BEGIN Data for the task

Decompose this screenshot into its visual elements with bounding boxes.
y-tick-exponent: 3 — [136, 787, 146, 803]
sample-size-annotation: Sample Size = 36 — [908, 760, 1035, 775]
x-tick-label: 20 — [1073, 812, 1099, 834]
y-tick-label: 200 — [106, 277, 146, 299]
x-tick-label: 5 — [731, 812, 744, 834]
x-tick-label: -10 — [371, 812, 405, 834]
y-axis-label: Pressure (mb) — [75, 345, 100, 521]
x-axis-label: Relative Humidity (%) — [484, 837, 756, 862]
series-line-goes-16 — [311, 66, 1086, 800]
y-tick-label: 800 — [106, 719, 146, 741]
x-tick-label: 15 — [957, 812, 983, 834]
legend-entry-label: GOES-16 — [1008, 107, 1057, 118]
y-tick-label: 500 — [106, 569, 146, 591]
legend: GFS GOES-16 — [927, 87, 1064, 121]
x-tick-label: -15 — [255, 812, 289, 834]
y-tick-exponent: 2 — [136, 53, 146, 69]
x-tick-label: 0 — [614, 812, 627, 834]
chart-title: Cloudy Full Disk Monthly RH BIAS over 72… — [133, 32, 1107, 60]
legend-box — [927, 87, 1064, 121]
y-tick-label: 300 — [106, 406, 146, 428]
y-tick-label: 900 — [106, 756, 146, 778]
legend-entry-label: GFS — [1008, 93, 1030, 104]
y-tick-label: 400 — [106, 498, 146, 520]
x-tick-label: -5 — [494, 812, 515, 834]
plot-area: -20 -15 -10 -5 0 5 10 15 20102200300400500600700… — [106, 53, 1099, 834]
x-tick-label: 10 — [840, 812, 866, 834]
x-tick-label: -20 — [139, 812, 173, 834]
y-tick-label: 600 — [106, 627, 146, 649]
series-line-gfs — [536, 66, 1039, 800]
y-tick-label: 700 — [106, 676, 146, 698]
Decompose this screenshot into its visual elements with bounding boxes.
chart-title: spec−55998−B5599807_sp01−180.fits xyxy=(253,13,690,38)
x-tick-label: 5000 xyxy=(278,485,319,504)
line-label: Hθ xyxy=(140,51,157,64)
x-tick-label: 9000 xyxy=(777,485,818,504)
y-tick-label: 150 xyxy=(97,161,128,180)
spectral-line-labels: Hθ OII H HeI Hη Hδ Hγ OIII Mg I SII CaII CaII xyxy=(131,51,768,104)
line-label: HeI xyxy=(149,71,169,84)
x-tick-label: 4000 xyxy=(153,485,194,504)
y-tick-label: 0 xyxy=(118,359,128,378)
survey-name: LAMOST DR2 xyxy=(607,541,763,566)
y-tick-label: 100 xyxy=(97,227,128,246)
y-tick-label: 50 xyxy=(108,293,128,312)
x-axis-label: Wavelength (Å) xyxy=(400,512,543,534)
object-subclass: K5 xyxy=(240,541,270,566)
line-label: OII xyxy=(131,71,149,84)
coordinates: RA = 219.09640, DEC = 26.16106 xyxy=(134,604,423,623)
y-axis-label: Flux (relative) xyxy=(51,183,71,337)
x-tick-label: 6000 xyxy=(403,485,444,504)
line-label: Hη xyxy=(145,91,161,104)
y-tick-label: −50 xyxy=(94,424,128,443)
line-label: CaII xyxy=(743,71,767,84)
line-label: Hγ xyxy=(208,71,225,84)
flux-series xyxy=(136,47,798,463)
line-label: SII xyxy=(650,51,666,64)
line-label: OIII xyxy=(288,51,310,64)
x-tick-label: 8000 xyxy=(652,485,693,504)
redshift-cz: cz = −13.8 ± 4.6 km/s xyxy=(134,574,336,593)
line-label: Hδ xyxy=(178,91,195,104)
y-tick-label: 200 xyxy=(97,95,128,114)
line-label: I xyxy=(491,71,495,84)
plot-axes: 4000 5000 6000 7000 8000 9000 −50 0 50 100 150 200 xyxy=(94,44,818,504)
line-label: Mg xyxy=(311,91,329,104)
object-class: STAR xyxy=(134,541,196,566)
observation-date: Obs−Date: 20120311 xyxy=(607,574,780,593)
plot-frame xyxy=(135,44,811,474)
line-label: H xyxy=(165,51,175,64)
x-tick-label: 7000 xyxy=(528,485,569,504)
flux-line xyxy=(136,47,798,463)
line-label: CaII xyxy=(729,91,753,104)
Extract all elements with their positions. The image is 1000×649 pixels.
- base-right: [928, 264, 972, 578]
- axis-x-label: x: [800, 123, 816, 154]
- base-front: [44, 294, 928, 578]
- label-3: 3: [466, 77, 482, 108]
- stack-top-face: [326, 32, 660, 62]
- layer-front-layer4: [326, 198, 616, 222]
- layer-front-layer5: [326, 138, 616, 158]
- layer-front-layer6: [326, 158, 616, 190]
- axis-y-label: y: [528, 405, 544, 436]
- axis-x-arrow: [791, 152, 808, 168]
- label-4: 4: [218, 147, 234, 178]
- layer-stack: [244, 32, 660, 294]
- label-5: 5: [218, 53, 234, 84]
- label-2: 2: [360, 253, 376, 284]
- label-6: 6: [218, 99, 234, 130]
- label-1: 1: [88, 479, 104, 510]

END Data for the task

_Goal_
Collect every line of the items that contains the string "plot", matching case exactly.

_Correct result_
plot-area: -20 -15 -10 -5 0 5 10 15 20102200300400500600700… — [106, 53, 1099, 834]
plot-axes: 4000 5000 6000 7000 8000 9000 −50 0 50 100 150 200 xyxy=(94,44,818,504)
plot-frame xyxy=(135,44,811,474)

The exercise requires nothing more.